Problem details: Your task is to copy each line of the records that includes the string "object".

Supplied information:
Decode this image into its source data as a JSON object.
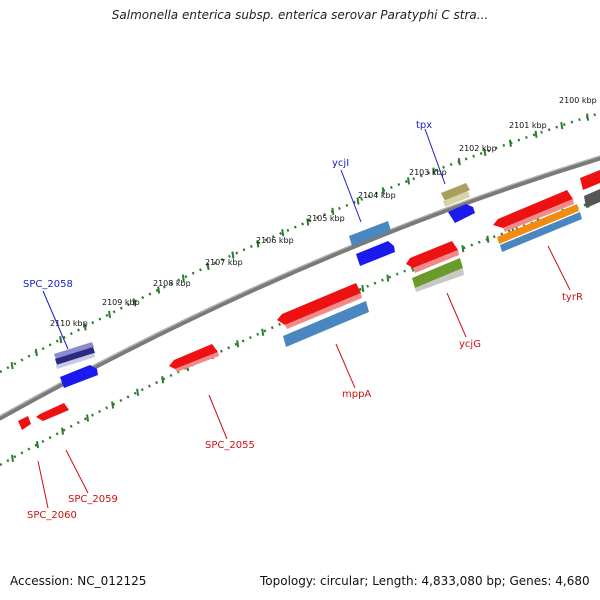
{
  "title": "Salmonella enterica subsp. enterica serovar Paratyphi C stra...",
  "footer": {
    "accession": "Accession: NC_012125",
    "stats": "Topology: circular; Length: 4,833,080 bp; Genes: 4,680"
  },
  "colors": {
    "backbone": "#7a7a7a",
    "tick": "#2e7d2e",
    "forward_label": "#1a1acc",
    "reverse_label": "#cc1111",
    "red_gene": "#ee1111",
    "blue_gene": "#1a1aee",
    "steel_gene": "#4a86c0",
    "olive_gene": "#a8a060",
    "green_gene": "#6a9a2a",
    "orange_gene": "#f08c10",
    "grey_gene": "#555555",
    "navy_gene": "#5a5aaa"
  },
  "kbp_labels": [
    "2100 kbp",
    "2101 kbp",
    "2102 kbp",
    "2103 kbp",
    "2104 kbp",
    "2105 kbp",
    "2106 kbp",
    "2107 kbp",
    "2108 kbp",
    "2109 kbp",
    "2110 kbp"
  ],
  "forward_labels": [
    "tpx",
    "ycjI",
    "SPC_2058"
  ],
  "reverse_labels": [
    "tyrR",
    "ycjG",
    "mppA",
    "SPC_2055",
    "SPC_2059",
    "SPC_2060"
  ]
}
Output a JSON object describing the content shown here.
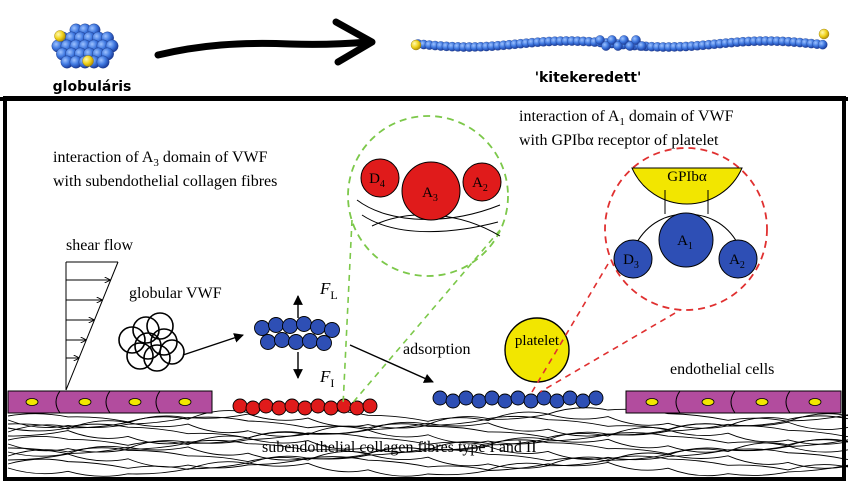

Response below:
Decode this image into its source data as a JSON object.
Output a JSON object describing the content shown here.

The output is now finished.